▶ _DATASET EXTRACT_
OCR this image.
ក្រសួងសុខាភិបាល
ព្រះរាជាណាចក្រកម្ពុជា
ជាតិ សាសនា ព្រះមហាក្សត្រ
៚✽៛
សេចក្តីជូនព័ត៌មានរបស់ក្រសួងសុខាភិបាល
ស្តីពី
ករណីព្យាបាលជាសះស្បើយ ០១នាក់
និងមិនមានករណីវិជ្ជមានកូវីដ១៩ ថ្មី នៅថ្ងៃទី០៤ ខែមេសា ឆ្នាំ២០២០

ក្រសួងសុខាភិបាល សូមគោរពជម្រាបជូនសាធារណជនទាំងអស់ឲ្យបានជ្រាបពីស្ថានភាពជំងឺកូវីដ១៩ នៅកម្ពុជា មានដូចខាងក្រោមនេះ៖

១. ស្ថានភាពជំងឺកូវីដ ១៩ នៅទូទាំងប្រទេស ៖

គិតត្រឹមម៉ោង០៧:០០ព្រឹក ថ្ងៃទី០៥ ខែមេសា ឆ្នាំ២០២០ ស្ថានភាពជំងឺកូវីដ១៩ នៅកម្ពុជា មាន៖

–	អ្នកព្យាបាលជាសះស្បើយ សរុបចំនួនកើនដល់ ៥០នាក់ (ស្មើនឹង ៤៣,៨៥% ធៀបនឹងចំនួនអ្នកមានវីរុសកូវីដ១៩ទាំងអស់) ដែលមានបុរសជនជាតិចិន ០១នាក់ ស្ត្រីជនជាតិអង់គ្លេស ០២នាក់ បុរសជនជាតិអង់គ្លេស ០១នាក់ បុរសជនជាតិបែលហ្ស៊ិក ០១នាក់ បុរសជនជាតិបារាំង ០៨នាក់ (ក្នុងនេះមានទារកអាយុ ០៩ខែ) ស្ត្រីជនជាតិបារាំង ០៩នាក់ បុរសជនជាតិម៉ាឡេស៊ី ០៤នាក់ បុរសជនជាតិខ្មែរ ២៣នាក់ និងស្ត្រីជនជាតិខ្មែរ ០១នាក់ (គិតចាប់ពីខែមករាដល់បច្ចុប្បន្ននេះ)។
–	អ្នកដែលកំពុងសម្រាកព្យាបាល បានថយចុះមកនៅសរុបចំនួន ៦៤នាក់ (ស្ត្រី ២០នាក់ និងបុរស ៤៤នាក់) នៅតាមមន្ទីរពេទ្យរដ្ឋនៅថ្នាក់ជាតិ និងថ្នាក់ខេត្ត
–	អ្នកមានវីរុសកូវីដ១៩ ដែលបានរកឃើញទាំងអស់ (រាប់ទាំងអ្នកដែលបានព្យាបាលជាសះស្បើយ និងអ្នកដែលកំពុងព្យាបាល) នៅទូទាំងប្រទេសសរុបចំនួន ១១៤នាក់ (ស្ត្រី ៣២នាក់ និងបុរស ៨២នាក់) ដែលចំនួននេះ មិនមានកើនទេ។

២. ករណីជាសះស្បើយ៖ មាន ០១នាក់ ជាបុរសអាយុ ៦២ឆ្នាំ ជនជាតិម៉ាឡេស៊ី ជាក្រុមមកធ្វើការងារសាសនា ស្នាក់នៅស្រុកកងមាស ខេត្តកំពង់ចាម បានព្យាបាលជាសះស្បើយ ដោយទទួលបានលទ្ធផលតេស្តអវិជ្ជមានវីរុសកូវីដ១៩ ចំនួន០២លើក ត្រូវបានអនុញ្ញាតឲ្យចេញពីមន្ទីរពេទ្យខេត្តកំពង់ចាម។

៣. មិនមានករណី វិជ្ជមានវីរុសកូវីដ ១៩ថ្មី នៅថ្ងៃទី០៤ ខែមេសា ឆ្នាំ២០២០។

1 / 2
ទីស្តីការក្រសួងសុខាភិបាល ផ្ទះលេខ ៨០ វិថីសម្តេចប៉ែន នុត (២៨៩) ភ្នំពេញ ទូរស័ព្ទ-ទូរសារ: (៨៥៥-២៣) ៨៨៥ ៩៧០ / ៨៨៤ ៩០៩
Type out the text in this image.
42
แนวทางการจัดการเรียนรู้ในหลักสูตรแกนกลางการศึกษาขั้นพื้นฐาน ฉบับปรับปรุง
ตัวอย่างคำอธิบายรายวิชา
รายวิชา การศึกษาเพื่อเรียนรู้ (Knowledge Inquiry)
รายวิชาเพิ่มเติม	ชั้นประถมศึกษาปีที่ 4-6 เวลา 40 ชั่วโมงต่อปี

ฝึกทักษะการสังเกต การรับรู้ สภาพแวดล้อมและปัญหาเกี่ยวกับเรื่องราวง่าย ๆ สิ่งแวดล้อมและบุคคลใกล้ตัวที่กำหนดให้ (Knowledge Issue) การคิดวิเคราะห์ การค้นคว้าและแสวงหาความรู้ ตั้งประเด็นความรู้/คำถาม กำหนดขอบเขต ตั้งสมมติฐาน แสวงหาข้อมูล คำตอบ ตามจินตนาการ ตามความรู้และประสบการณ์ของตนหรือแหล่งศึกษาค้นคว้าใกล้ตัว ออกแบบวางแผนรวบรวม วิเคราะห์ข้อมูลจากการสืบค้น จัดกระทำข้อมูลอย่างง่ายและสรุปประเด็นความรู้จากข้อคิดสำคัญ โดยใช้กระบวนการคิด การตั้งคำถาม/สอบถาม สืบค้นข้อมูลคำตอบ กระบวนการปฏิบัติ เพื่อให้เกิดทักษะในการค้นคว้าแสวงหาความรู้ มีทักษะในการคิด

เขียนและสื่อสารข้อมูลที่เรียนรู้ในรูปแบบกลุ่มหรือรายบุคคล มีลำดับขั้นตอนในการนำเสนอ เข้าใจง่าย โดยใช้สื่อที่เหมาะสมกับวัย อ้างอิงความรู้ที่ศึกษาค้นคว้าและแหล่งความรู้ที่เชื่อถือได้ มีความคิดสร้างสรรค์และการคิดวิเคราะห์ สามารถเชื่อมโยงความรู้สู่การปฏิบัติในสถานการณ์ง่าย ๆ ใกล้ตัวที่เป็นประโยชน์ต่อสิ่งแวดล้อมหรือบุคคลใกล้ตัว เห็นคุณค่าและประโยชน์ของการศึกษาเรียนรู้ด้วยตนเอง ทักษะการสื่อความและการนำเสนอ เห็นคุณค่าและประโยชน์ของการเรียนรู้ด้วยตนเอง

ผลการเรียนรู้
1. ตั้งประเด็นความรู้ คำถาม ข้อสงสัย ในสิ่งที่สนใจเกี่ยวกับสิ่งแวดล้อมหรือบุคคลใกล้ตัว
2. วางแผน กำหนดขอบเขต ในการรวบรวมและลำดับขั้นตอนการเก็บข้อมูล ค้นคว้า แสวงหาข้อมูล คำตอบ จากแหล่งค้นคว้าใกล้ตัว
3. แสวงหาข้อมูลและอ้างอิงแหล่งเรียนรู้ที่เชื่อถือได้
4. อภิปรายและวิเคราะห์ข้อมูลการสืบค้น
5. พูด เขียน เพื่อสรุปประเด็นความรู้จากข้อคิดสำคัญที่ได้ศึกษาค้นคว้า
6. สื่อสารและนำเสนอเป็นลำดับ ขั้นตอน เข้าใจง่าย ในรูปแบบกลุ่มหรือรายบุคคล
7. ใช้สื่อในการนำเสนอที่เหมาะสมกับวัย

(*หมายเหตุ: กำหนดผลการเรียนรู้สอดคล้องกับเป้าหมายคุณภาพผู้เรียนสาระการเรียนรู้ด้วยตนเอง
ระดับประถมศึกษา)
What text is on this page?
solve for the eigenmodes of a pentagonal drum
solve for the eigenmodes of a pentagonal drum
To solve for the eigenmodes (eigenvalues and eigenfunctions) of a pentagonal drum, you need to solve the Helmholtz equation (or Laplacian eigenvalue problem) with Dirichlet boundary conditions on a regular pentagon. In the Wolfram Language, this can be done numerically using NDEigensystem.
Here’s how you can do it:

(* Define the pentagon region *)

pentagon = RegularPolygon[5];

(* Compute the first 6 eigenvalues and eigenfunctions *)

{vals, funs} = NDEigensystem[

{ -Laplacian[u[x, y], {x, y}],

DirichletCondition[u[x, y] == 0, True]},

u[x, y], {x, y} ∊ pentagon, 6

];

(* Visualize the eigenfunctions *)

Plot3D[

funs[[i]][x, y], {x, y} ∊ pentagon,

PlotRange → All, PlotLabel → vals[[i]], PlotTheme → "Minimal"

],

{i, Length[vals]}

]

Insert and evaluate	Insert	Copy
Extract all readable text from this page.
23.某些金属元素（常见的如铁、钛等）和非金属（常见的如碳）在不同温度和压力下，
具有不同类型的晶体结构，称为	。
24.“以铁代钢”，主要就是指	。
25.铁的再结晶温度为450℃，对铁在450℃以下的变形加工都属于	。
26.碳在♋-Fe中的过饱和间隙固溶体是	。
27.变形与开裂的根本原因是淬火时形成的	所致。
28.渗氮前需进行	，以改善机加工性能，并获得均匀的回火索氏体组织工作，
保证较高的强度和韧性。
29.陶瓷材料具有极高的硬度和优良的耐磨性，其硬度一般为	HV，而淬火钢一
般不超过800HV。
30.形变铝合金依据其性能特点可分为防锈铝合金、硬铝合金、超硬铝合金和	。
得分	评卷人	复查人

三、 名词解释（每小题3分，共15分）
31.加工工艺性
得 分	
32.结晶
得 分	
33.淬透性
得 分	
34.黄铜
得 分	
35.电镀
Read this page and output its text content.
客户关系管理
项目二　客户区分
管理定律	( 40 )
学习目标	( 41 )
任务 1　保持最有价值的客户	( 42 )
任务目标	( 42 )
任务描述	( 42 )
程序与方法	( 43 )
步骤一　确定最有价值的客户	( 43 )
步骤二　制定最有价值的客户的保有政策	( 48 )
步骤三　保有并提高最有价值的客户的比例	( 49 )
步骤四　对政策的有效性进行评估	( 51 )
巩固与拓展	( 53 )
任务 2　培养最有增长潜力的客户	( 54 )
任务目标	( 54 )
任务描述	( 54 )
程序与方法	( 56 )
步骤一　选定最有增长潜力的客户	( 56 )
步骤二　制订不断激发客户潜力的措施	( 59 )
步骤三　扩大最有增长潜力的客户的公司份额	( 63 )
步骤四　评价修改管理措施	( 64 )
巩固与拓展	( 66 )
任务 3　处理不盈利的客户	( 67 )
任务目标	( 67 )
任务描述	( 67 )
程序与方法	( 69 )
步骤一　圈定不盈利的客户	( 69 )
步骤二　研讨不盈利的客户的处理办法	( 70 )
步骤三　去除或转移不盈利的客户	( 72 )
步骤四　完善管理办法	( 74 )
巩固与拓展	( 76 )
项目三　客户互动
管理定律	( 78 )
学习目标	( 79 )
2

▶ _JOB_
Print the line containing "Read this page and output its text content." and every line after it to the end of the records above, exactly as written, and nothing else.

▶ _WRITTEN ANSWER_
Read this page and output its text content.
客户关系管理
项目二　客户区分
管理定律	( 40 )
学习目标	( 41 )
任务 1　保持最有价值的客户	( 42 )
任务目标	( 42 )
任务描述	( 42 )
程序与方法	( 43 )
步骤一　确定最有价值的客户	( 43 )
步骤二　制定最有价值的客户的保有政策	( 48 )
步骤三　保有并提高最有价值的客户的比例	( 49 )
步骤四　对政策的有效性进行评估	( 51 )
巩固与拓展	( 53 )
任务 2　培养最有增长潜力的客户	( 54 )
任务目标	( 54 )
任务描述	( 54 )
程序与方法	( 56 )
步骤一　选定最有增长潜力的客户	( 56 )
步骤二　制订不断激发客户潜力的措施	( 59 )
步骤三　扩大最有增长潜力的客户的公司份额	( 63 )
步骤四　评价修改管理措施	( 64 )
巩固与拓展	( 66 )
任务 3　处理不盈利的客户	( 67 )
任务目标	( 67 )
任务描述	( 67 )
程序与方法	( 69 )
步骤一　圈定不盈利的客户	( 69 )
步骤二　研讨不盈利的客户的处理办法	( 70 )
步骤三　去除或转移不盈利的客户	( 72 )
步骤四　完善管理办法	( 74 )
巩固与拓展	( 76 )
项目三　客户互动
管理定律	( 78 )
学习目标	( 79 )
2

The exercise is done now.